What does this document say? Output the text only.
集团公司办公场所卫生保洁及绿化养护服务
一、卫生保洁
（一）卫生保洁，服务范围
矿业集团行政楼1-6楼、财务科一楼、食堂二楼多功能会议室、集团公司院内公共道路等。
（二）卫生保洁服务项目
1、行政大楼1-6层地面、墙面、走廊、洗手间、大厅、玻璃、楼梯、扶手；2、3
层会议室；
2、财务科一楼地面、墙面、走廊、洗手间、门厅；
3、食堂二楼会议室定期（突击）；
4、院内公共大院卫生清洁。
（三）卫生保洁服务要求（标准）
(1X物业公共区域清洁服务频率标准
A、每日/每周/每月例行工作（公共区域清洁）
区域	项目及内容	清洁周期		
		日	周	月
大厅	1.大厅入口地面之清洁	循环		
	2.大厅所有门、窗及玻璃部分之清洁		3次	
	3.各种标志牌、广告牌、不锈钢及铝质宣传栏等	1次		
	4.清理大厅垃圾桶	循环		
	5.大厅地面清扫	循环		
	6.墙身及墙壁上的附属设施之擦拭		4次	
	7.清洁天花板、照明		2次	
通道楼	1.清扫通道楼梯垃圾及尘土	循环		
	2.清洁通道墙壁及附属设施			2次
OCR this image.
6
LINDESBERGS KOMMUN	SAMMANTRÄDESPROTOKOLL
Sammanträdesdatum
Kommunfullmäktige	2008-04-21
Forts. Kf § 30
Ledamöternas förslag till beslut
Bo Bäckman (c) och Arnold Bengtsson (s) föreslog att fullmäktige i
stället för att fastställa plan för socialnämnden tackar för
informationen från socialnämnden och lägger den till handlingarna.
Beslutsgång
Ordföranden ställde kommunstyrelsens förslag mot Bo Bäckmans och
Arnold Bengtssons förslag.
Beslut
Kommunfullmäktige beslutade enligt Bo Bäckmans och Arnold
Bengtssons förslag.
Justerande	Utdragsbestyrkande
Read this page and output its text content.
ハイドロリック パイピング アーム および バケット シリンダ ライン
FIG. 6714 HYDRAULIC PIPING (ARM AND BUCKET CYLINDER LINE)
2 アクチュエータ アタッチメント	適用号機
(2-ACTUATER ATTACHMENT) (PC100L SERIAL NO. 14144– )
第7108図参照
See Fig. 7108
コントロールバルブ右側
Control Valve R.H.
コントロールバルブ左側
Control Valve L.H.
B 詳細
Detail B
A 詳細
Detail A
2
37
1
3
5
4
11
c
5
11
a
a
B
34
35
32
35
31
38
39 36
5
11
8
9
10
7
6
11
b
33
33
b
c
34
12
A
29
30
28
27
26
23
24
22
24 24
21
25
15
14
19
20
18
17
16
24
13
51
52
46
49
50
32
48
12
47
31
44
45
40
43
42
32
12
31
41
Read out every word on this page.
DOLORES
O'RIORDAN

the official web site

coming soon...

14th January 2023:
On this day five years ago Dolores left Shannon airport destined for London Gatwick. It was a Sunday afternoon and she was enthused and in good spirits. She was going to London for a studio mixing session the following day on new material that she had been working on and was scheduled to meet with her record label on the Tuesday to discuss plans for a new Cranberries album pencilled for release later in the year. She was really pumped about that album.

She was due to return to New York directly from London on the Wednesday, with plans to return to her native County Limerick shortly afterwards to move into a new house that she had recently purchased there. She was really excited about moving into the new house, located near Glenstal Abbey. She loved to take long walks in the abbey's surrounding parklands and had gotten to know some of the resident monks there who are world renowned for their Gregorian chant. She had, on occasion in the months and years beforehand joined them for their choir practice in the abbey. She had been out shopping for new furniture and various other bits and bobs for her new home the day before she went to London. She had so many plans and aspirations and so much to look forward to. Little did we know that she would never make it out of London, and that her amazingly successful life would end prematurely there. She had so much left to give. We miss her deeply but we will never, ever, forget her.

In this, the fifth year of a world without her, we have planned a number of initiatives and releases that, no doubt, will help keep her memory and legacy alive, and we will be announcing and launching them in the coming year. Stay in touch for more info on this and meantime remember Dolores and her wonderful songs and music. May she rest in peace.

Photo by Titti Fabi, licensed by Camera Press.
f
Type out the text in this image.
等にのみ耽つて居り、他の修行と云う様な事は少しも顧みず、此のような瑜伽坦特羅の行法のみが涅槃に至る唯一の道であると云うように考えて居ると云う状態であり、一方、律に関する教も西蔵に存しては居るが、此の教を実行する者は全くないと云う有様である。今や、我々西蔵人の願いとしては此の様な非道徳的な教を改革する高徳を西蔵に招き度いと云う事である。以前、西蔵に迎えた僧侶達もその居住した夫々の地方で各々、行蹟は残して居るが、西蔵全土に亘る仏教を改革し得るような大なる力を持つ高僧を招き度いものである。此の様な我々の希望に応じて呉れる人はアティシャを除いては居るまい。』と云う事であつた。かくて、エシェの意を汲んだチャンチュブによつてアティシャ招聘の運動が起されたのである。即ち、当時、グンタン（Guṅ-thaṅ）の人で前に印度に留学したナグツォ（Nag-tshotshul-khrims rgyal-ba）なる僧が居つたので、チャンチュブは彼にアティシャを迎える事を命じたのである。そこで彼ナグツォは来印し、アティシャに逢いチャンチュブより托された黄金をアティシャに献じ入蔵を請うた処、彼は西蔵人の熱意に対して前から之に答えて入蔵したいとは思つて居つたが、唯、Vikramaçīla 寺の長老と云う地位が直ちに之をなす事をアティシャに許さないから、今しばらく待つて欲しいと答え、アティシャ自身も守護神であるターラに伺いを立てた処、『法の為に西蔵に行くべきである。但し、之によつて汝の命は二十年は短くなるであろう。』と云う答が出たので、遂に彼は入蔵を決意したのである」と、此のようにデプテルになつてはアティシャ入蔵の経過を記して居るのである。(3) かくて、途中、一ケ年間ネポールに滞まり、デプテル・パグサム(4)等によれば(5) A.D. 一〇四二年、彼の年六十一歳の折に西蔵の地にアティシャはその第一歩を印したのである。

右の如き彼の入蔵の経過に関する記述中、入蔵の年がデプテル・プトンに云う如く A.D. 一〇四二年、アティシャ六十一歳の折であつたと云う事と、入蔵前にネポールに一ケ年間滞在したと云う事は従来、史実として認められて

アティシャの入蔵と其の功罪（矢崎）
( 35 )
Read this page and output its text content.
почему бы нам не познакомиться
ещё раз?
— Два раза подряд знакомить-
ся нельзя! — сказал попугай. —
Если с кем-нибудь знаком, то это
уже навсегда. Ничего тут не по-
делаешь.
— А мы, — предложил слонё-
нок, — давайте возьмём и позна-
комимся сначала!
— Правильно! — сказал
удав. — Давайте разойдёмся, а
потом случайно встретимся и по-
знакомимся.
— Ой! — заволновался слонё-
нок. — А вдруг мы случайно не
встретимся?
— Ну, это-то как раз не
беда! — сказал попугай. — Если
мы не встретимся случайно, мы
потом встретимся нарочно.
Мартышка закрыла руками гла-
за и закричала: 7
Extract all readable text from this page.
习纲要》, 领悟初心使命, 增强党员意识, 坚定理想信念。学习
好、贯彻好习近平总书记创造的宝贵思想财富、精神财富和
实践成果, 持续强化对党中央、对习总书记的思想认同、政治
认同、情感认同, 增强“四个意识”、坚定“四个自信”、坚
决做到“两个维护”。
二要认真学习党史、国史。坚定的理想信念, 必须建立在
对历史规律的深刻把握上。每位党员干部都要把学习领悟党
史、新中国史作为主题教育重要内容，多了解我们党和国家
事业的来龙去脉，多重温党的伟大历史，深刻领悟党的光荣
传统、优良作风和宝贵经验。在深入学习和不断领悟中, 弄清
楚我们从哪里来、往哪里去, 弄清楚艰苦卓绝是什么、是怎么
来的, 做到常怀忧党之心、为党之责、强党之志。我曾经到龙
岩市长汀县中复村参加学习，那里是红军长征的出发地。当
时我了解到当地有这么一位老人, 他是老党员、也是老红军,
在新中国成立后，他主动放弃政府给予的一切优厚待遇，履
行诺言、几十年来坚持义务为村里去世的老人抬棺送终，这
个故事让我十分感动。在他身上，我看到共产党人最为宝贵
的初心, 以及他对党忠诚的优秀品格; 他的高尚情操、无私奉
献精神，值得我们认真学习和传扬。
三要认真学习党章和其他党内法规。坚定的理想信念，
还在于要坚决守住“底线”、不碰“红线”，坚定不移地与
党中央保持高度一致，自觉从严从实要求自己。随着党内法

□ □ □

* **What you are asked to do**
Each line in the entries above that includes the string "Bengtssons" should be extracted.

* **Response to this task**
Arnold Bengtssons förslag.
Bengtssons förslag.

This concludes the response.